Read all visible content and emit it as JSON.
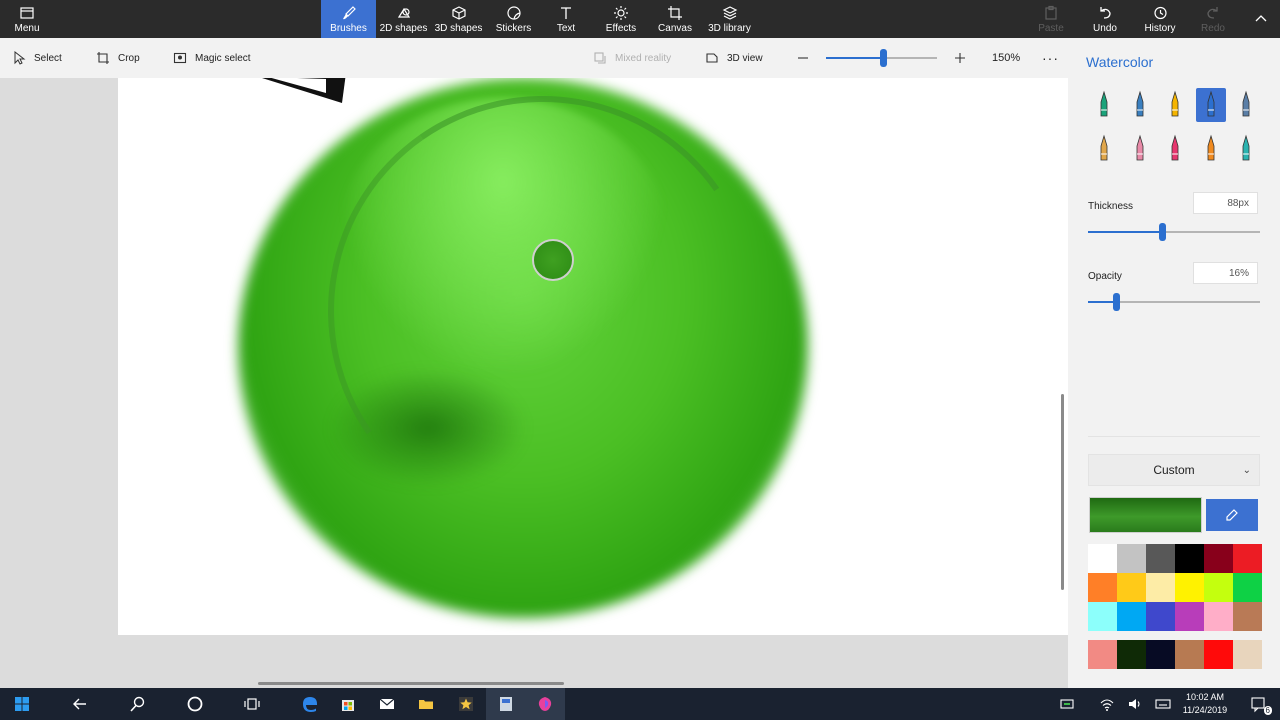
{
  "ribbon": {
    "menu_label": "Menu",
    "tabs": [
      {
        "label": "Brushes",
        "icon": "brush-icon",
        "active": true
      },
      {
        "label": "2D shapes",
        "icon": "2d-shapes-icon"
      },
      {
        "label": "3D shapes",
        "icon": "3d-shapes-icon"
      },
      {
        "label": "Stickers",
        "icon": "stickers-icon"
      },
      {
        "label": "Text",
        "icon": "text-icon"
      },
      {
        "label": "Effects",
        "icon": "effects-icon"
      },
      {
        "label": "Canvas",
        "icon": "canvas-icon"
      },
      {
        "label": "3D library",
        "icon": "3d-library-icon"
      }
    ],
    "paste_label": "Paste",
    "undo_label": "Undo",
    "history_label": "History",
    "redo_label": "Redo"
  },
  "subbar": {
    "select_label": "Select",
    "crop_label": "Crop",
    "magic_select_label": "Magic select",
    "mixed_reality_label": "Mixed reality",
    "view_3d_label": "3D view",
    "zoom_label": "150%",
    "zoom_fraction": 0.51
  },
  "panel": {
    "title": "Watercolor",
    "brushes_row1": [
      {
        "icon": "marker-icon",
        "color": "#1aa37a"
      },
      {
        "icon": "calligraphy-pen-icon",
        "color": "#3a7fbf"
      },
      {
        "icon": "oil-brush-icon",
        "color": "#f4b400"
      },
      {
        "icon": "watercolor-brush-icon",
        "color": "#2b6fcf",
        "selected": true
      },
      {
        "icon": "pixel-pen-icon",
        "color": "#5a7ea6"
      }
    ],
    "brushes_row2": [
      {
        "icon": "pencil-icon",
        "color": "#e0a64a"
      },
      {
        "icon": "eraser-icon",
        "color": "#e88aa8"
      },
      {
        "icon": "crayon-icon",
        "color": "#e6356e"
      },
      {
        "icon": "spray-can-icon",
        "color": "#f08a1f"
      },
      {
        "icon": "fill-icon",
        "color": "#2bb3b0"
      }
    ],
    "thickness_label": "Thickness",
    "thickness_value": "88px",
    "thickness_fraction": 0.43,
    "opacity_label": "Opacity",
    "opacity_value": "16%",
    "opacity_fraction": 0.16,
    "color_mode_label": "Custom",
    "current_color": "#2f8a20",
    "palette": [
      [
        "#ffffff",
        "#c3c3c3",
        "#585858",
        "#000000",
        "#88001b",
        "#ec1c24"
      ],
      [
        "#ff7f27",
        "#ffca18",
        "#fdeca6",
        "#fff200",
        "#c4ff0e",
        "#0ed145"
      ],
      [
        "#8cfffb",
        "#00a8f3",
        "#3f48cc",
        "#b83dba",
        "#ffaec8",
        "#b97a56"
      ]
    ],
    "custom_palette": [
      "#f28a84",
      "#0f2a06",
      "#070b24",
      "#b77a52",
      "#ff0a0a",
      "#e8d5bd"
    ]
  },
  "taskbar": {
    "time": "10:02 AM",
    "date": "11/24/2019",
    "notification_count": "6"
  }
}
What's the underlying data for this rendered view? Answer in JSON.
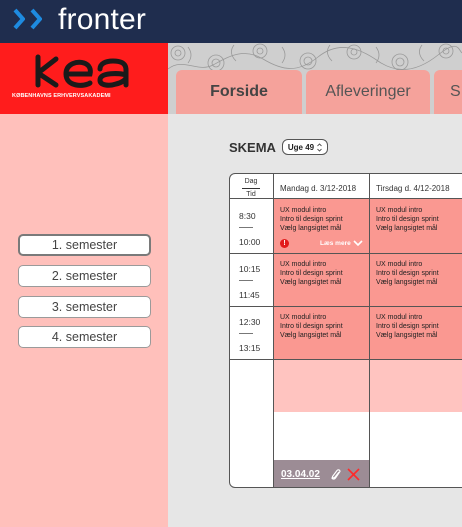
{
  "topbar": {
    "brand": "fronter",
    "logo_icon": "double-chevron-right-icon"
  },
  "kea": {
    "wordmark": "KEA",
    "subtitle": "KØBENHAVNS ERHVERVSAKADEMI"
  },
  "tabs": [
    {
      "label": "Forside"
    },
    {
      "label": "Afleveringer"
    },
    {
      "label": "S"
    }
  ],
  "sidebar": {
    "semesters": [
      {
        "label": "1. semester",
        "active": true
      },
      {
        "label": "2. semester",
        "active": false
      },
      {
        "label": "3. semester",
        "active": false
      },
      {
        "label": "4. semester",
        "active": false
      }
    ]
  },
  "schedule": {
    "title": "SKEMA",
    "week": "Uge 49",
    "week_icon": "up-down-arrow-icon",
    "corner": {
      "top": "Dag",
      "bottom": "Tid"
    },
    "days": [
      "Mandag d. 3/12-2018",
      "Tirsdag d. 4/12-2018"
    ],
    "slots": [
      {
        "start": "8:30",
        "end": "10:00"
      },
      {
        "start": "10:15",
        "end": "11:45"
      },
      {
        "start": "12:30",
        "end": "13:15"
      }
    ],
    "event_lines": [
      "UX modul intro",
      "Intro til design sprint",
      "Vælg langsigtet mål"
    ],
    "read_more": "Læs mere",
    "warning_icon": "exclamation-circle-icon",
    "room": "03.04.02",
    "room_icons": [
      "paperclip-icon",
      "close-x-icon"
    ],
    "colors": {
      "event": "#fa9891",
      "event_light": "#ffc4c0",
      "accent_red": "#ff1c1c",
      "topbar": "#1f2d4e"
    }
  }
}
————
- _Exercise details_: State, as a bare number, how many lines of the listing hold the word "view".

- _Result of the task_: 2